• [RECORDS SUPPLIED]:

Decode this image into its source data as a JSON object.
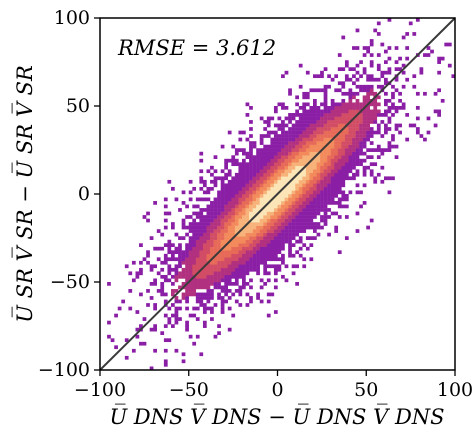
{
  "chart_data": {
    "type": "heatmap",
    "subtype": "2d-histogram",
    "xlabel": "U̅ DNS V̅ DNS − U̅ DNS V̅ DNS",
    "ylabel": "U̅ SR V̅ SR − U̅ SR V̅ SR",
    "xlim": [
      -100,
      100
    ],
    "ylim": [
      -100,
      100
    ],
    "xticks": [
      "−100",
      "−50",
      "0",
      "50",
      "100"
    ],
    "yticks": [
      "−100",
      "−50",
      "0",
      "50",
      "100"
    ],
    "annotation": "RMSE = 3.612",
    "reference_line": {
      "from": [
        -100,
        -100
      ],
      "to": [
        100,
        100
      ],
      "color": "#3a3a3a"
    },
    "colormap": [
      "#8a1ea5",
      "#b1307f",
      "#d14c64",
      "#e66a57",
      "#f28a5c",
      "#f7b27a",
      "#fbe4b6"
    ],
    "distribution": {
      "center": [
        0,
        0
      ],
      "major_axis_std": 35,
      "minor_axis_std": 7,
      "orientation_deg": 45,
      "visible_x_range": [
        -93,
        96
      ],
      "visible_y_range": [
        -98,
        97
      ]
    },
    "grid": false,
    "legend": "none"
  }
}
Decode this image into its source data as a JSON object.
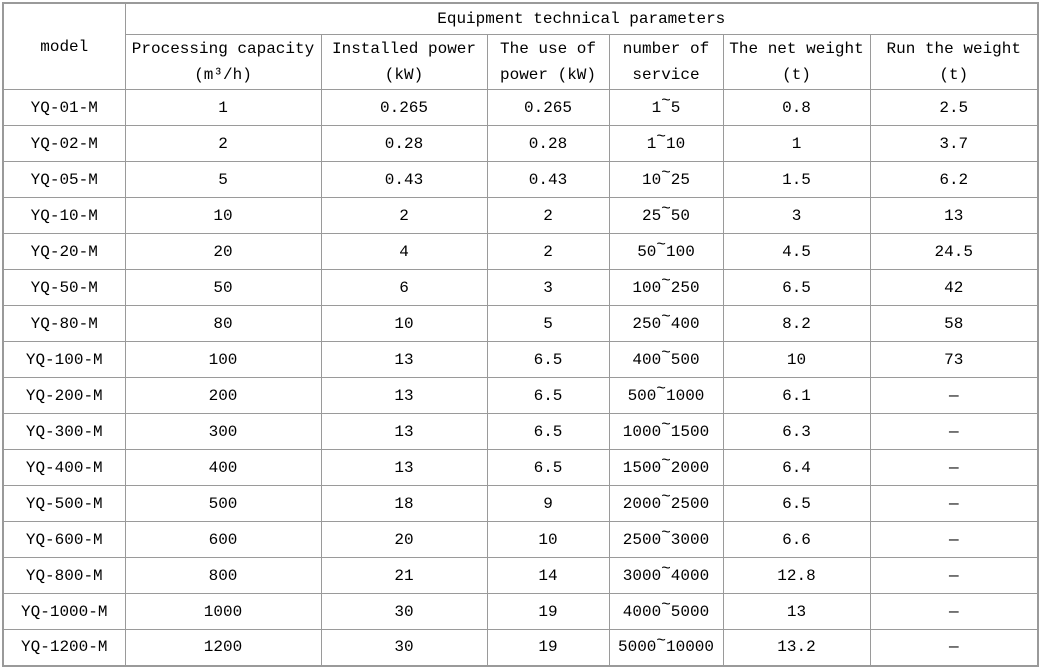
{
  "chart_data": {
    "type": "table",
    "title": "Equipment technical parameters",
    "corner_header": "model",
    "columns": [
      {
        "line1": "Processing capacity",
        "line2": "(m³/h)"
      },
      {
        "line1": "Installed power",
        "line2": "(kW)"
      },
      {
        "line1": "The use of",
        "line2": "power (kW)"
      },
      {
        "line1": "number of",
        "line2": "service"
      },
      {
        "line1": "The net weight",
        "line2": "(t)"
      },
      {
        "line1": "Run the weight",
        "line2": "(t)"
      }
    ],
    "rows": [
      {
        "model": "YQ-01-M",
        "capacity": "1",
        "installed_power": "0.265",
        "use_of_power": "0.265",
        "service": "1~5",
        "net_weight": "0.8",
        "run_weight": "2.5"
      },
      {
        "model": "YQ-02-M",
        "capacity": "2",
        "installed_power": "0.28",
        "use_of_power": "0.28",
        "service": "1~10",
        "net_weight": "1",
        "run_weight": "3.7"
      },
      {
        "model": "YQ-05-M",
        "capacity": "5",
        "installed_power": "0.43",
        "use_of_power": "0.43",
        "service": "10~25",
        "net_weight": "1.5",
        "run_weight": "6.2"
      },
      {
        "model": "YQ-10-M",
        "capacity": "10",
        "installed_power": "2",
        "use_of_power": "2",
        "service": "25~50",
        "net_weight": "3",
        "run_weight": "13"
      },
      {
        "model": "YQ-20-M",
        "capacity": "20",
        "installed_power": "4",
        "use_of_power": "2",
        "service": "50~100",
        "net_weight": "4.5",
        "run_weight": "24.5"
      },
      {
        "model": "YQ-50-M",
        "capacity": "50",
        "installed_power": "6",
        "use_of_power": "3",
        "service": "100~250",
        "net_weight": "6.5",
        "run_weight": "42"
      },
      {
        "model": "YQ-80-M",
        "capacity": "80",
        "installed_power": "10",
        "use_of_power": "5",
        "service": "250~400",
        "net_weight": "8.2",
        "run_weight": "58"
      },
      {
        "model": "YQ-100-M",
        "capacity": "100",
        "installed_power": "13",
        "use_of_power": "6.5",
        "service": "400~500",
        "net_weight": "10",
        "run_weight": "73"
      },
      {
        "model": "YQ-200-M",
        "capacity": "200",
        "installed_power": "13",
        "use_of_power": "6.5",
        "service": "500~1000",
        "net_weight": "6.1",
        "run_weight": "—"
      },
      {
        "model": "YQ-300-M",
        "capacity": "300",
        "installed_power": "13",
        "use_of_power": "6.5",
        "service": "1000~1500",
        "net_weight": "6.3",
        "run_weight": "—"
      },
      {
        "model": "YQ-400-M",
        "capacity": "400",
        "installed_power": "13",
        "use_of_power": "6.5",
        "service": "1500~2000",
        "net_weight": "6.4",
        "run_weight": "—"
      },
      {
        "model": "YQ-500-M",
        "capacity": "500",
        "installed_power": "18",
        "use_of_power": "9",
        "service": "2000~2500",
        "net_weight": "6.5",
        "run_weight": "—"
      },
      {
        "model": "YQ-600-M",
        "capacity": "600",
        "installed_power": "20",
        "use_of_power": "10",
        "service": "2500~3000",
        "net_weight": "6.6",
        "run_weight": "—"
      },
      {
        "model": "YQ-800-M",
        "capacity": "800",
        "installed_power": "21",
        "use_of_power": "14",
        "service": "3000~4000",
        "net_weight": "12.8",
        "run_weight": "—"
      },
      {
        "model": "YQ-1000-M",
        "capacity": "1000",
        "installed_power": "30",
        "use_of_power": "19",
        "service": "4000~5000",
        "net_weight": "13",
        "run_weight": "—"
      },
      {
        "model": "YQ-1200-M",
        "capacity": "1200",
        "installed_power": "30",
        "use_of_power": "19",
        "service": "5000~10000",
        "net_weight": "13.2",
        "run_weight": "—"
      }
    ],
    "layout": {
      "legend": "none",
      "grid": "on",
      "empty_value_marker": "—"
    },
    "colors": {
      "border": "#9a9a9a",
      "text": "#000000",
      "background": "#ffffff"
    }
  }
}
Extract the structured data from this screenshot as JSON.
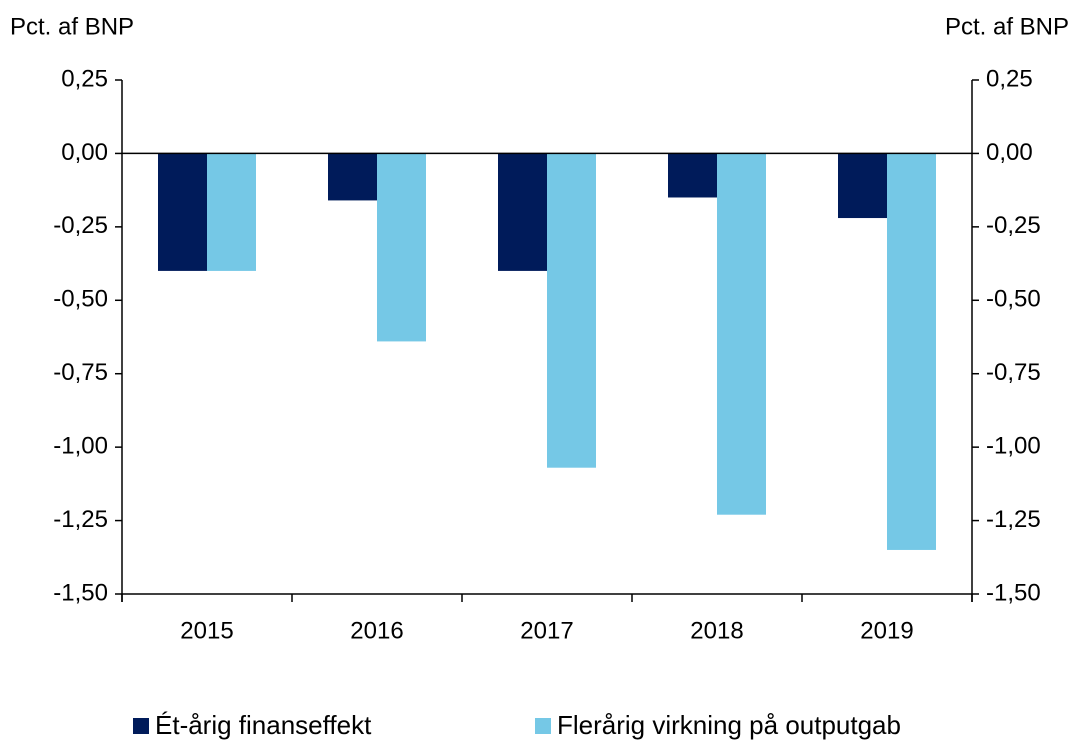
{
  "chart_data": {
    "type": "bar",
    "y_label": "Pct. af BNP",
    "y2_label": "Pct. af BNP",
    "categories": [
      "2015",
      "2016",
      "2017",
      "2018",
      "2019"
    ],
    "series": [
      {
        "name": "Ét-årig finanseffekt",
        "color": "#001b5a",
        "values": [
          -0.4,
          -0.16,
          -0.4,
          -0.15,
          -0.22
        ]
      },
      {
        "name": "Flerårig virkning på outputgab",
        "color": "#75c8e6",
        "values": [
          -0.4,
          -0.64,
          -1.07,
          -1.23,
          -1.35
        ]
      }
    ],
    "ylim": [
      -1.5,
      0.25
    ],
    "yticks": [
      {
        "value": 0.25,
        "label": "0,25"
      },
      {
        "value": 0,
        "label": "0,00"
      },
      {
        "value": -0.25,
        "label": "-0,25"
      },
      {
        "value": -0.5,
        "label": "-0,50"
      },
      {
        "value": -0.75,
        "label": "-0,75"
      },
      {
        "value": -1,
        "label": "-1,00"
      },
      {
        "value": -1.25,
        "label": "-1,25"
      },
      {
        "value": -1.5,
        "label": "-1,50"
      }
    ],
    "y2lim": [
      -1.5,
      0.25
    ],
    "y2ticks": [
      {
        "value": 0.25,
        "label": "0,25"
      },
      {
        "value": 0,
        "label": "0,00"
      },
      {
        "value": -0.25,
        "label": "-0,25"
      },
      {
        "value": -0.5,
        "label": "-0,50"
      },
      {
        "value": -0.75,
        "label": "-0,75"
      },
      {
        "value": -1,
        "label": "-1,00"
      },
      {
        "value": -1.25,
        "label": "-1,25"
      },
      {
        "value": -1.5,
        "label": "-1,50"
      }
    ],
    "grid": false,
    "legend": "bottom"
  }
}
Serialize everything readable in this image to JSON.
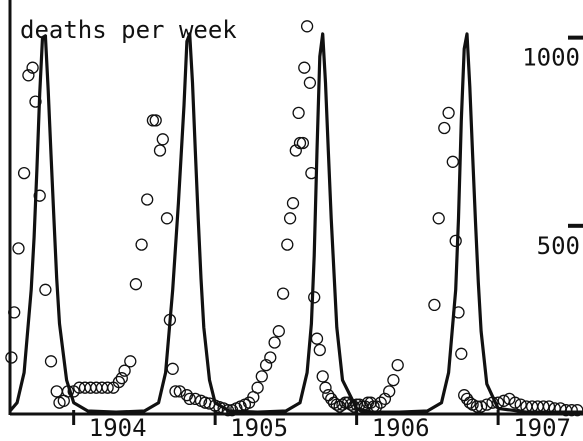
{
  "chart_data": {
    "type": "scatter",
    "title": "deaths per week",
    "xlabel": "",
    "ylabel": "",
    "xlim": [
      1903.55,
      1907.6
    ],
    "ylim": [
      0,
      1100
    ],
    "grid": false,
    "axes": {
      "y_side": "right",
      "y_ticks": [
        {
          "value": 500,
          "label": "500"
        },
        {
          "value": 1000,
          "label": "1000"
        }
      ],
      "x_ticks": [
        {
          "value": 1904.0,
          "label": "1904"
        },
        {
          "value": 1905.0,
          "label": "1905"
        },
        {
          "value": 1906.0,
          "label": "1906"
        },
        {
          "value": 1907.0,
          "label": "1907"
        }
      ]
    },
    "series": [
      {
        "kind": "line",
        "color": "#111111",
        "x": [
          1903.55,
          1903.6,
          1903.65,
          1903.7,
          1903.72,
          1903.74,
          1903.76,
          1903.78,
          1903.8,
          1903.82,
          1903.84,
          1903.86,
          1903.88,
          1903.9,
          1903.95,
          1904.0,
          1904.1,
          1904.3,
          1904.5,
          1904.6,
          1904.65,
          1904.7,
          1904.74,
          1904.78,
          1904.8,
          1904.82,
          1904.84,
          1904.86,
          1904.88,
          1904.9,
          1904.92,
          1904.96,
          1905.0,
          1905.1,
          1905.3,
          1905.5,
          1905.6,
          1905.65,
          1905.68,
          1905.7,
          1905.72,
          1905.74,
          1905.76,
          1905.78,
          1905.8,
          1905.82,
          1905.86,
          1905.9,
          1906.0,
          1906.1,
          1906.3,
          1906.5,
          1906.6,
          1906.65,
          1906.7,
          1906.72,
          1906.74,
          1906.76,
          1906.78,
          1906.8,
          1906.82,
          1906.84,
          1906.86,
          1906.88,
          1906.92,
          1907.0,
          1907.2,
          1907.4,
          1907.6
        ],
        "y": [
          8,
          30,
          110,
          330,
          470,
          650,
          850,
          1000,
          1005,
          860,
          690,
          520,
          360,
          240,
          90,
          30,
          8,
          5,
          8,
          30,
          110,
          330,
          560,
          820,
          990,
          1010,
          880,
          700,
          520,
          360,
          230,
          90,
          30,
          8,
          5,
          8,
          30,
          110,
          240,
          420,
          700,
          950,
          1010,
          880,
          700,
          520,
          230,
          90,
          15,
          5,
          5,
          8,
          30,
          110,
          330,
          520,
          780,
          970,
          1010,
          870,
          690,
          510,
          350,
          220,
          80,
          15,
          5,
          5,
          5
        ]
      },
      {
        "kind": "points",
        "color": "#111111",
        "x": [
          1903.56,
          1903.58,
          1903.61,
          1903.65,
          1903.68,
          1903.71,
          1903.73,
          1903.76,
          1903.8,
          1903.84,
          1903.88,
          1903.9,
          1903.93,
          1903.96,
          1904.0,
          1904.04,
          1904.08,
          1904.12,
          1904.16,
          1904.2,
          1904.24,
          1904.28,
          1904.32,
          1904.34,
          1904.36,
          1904.4,
          1904.44,
          1904.48,
          1904.52,
          1904.56,
          1904.58,
          1904.61,
          1904.63,
          1904.66,
          1904.68,
          1904.7,
          1904.72,
          1904.75,
          1904.8,
          1904.82,
          1904.86,
          1904.9,
          1904.93,
          1904.96,
          1905.0,
          1905.03,
          1905.06,
          1905.09,
          1905.12,
          1905.15,
          1905.18,
          1905.21,
          1905.24,
          1905.27,
          1905.3,
          1905.33,
          1905.36,
          1905.39,
          1905.42,
          1905.45,
          1905.48,
          1905.51,
          1905.53,
          1905.55,
          1905.57,
          1905.59,
          1905.6,
          1905.62,
          1905.63,
          1905.65,
          1905.67,
          1905.68,
          1905.7,
          1905.72,
          1905.74,
          1905.76,
          1905.78,
          1905.8,
          1905.82,
          1905.84,
          1905.86,
          1905.88,
          1905.9,
          1905.92,
          1905.94,
          1905.96,
          1905.98,
          1906.0,
          1906.02,
          1906.04,
          1906.06,
          1906.08,
          1906.1,
          1906.12,
          1906.14,
          1906.17,
          1906.2,
          1906.23,
          1906.26,
          1906.29,
          1906.55,
          1906.58,
          1906.62,
          1906.65,
          1906.68,
          1906.7,
          1906.72,
          1906.74,
          1906.76,
          1906.78,
          1906.8,
          1906.82,
          1906.85,
          1906.88,
          1906.92,
          1906.96,
          1907.0,
          1907.04,
          1907.08,
          1907.12,
          1907.16,
          1907.2,
          1907.24,
          1907.28,
          1907.32,
          1907.36,
          1907.4,
          1907.44,
          1907.48,
          1907.52,
          1907.56
        ],
        "y": [
          150,
          270,
          440,
          640,
          900,
          920,
          830,
          580,
          330,
          140,
          60,
          30,
          35,
          60,
          60,
          70,
          70,
          70,
          70,
          70,
          70,
          70,
          85,
          95,
          115,
          140,
          345,
          450,
          570,
          780,
          780,
          700,
          730,
          520,
          250,
          120,
          60,
          60,
          50,
          40,
          40,
          35,
          30,
          28,
          22,
          18,
          15,
          10,
          10,
          15,
          20,
          25,
          30,
          45,
          70,
          100,
          130,
          150,
          190,
          220,
          320,
          450,
          520,
          560,
          700,
          800,
          720,
          720,
          920,
          1030,
          880,
          640,
          310,
          200,
          170,
          100,
          70,
          50,
          40,
          30,
          25,
          20,
          25,
          30,
          30,
          25,
          20,
          25,
          25,
          20,
          20,
          30,
          30,
          20,
          20,
          30,
          40,
          60,
          90,
          130,
          290,
          520,
          760,
          800,
          670,
          460,
          270,
          160,
          50,
          40,
          30,
          25,
          20,
          20,
          25,
          30,
          30,
          35,
          40,
          30,
          25,
          20,
          20,
          20,
          20,
          20,
          15,
          15,
          10,
          10,
          10
        ]
      }
    ]
  }
}
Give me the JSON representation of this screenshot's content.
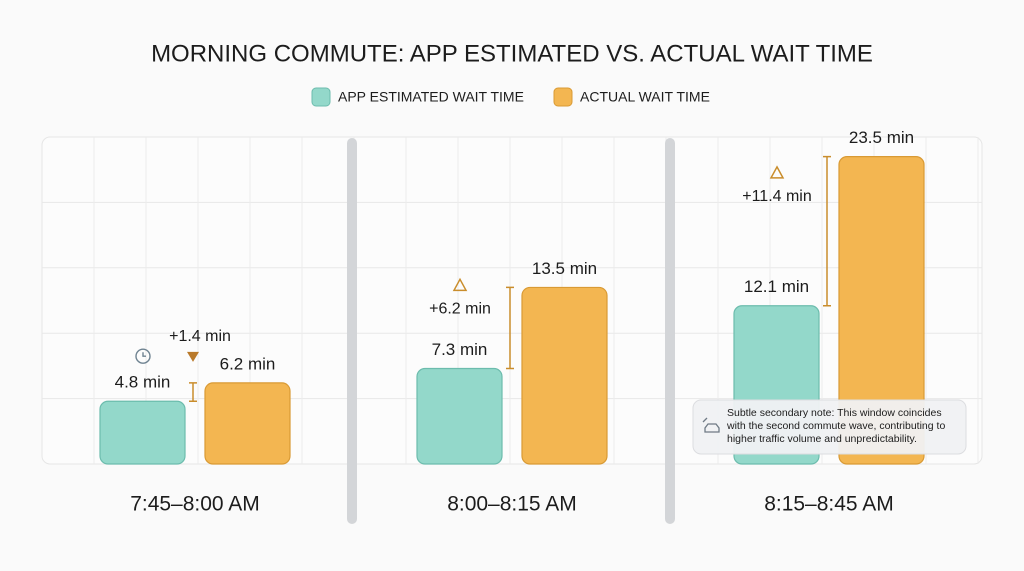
{
  "chart_data": {
    "type": "bar",
    "title": "MORNING COMMUTE: APP ESTIMATED VS. ACTUAL WAIT TIME",
    "categories": [
      "7:45–8:00 AM",
      "8:00–8:15 AM",
      "8:15–8:45 AM"
    ],
    "series": [
      {
        "name": "APP ESTIMATED WAIT TIME",
        "color": "#93d8ca",
        "values": [
          4.8,
          7.3,
          12.1
        ],
        "value_labels": [
          "4.8 min",
          "7.3 min",
          "12.1 min"
        ]
      },
      {
        "name": "ACTUAL WAIT TIME",
        "color": "#f3b651",
        "values": [
          6.2,
          13.5,
          23.5
        ],
        "value_labels": [
          "6.2 min",
          "13.5 min",
          "23.5 min"
        ]
      }
    ],
    "annotations": [
      "+1.4 min",
      "+6.2 min",
      "+11.4 min"
    ],
    "note": [
      "Subtle secondary note: This window coincides",
      "with the second commute wave, contributing to",
      "higher traffic volume and unpredictability."
    ],
    "ylim": [
      0,
      25
    ],
    "grid": true
  }
}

• [TASK]: Looking at the records above, report how many lines contain the word "legend". Answer with the number only.

• [RESULT BELOW]: 3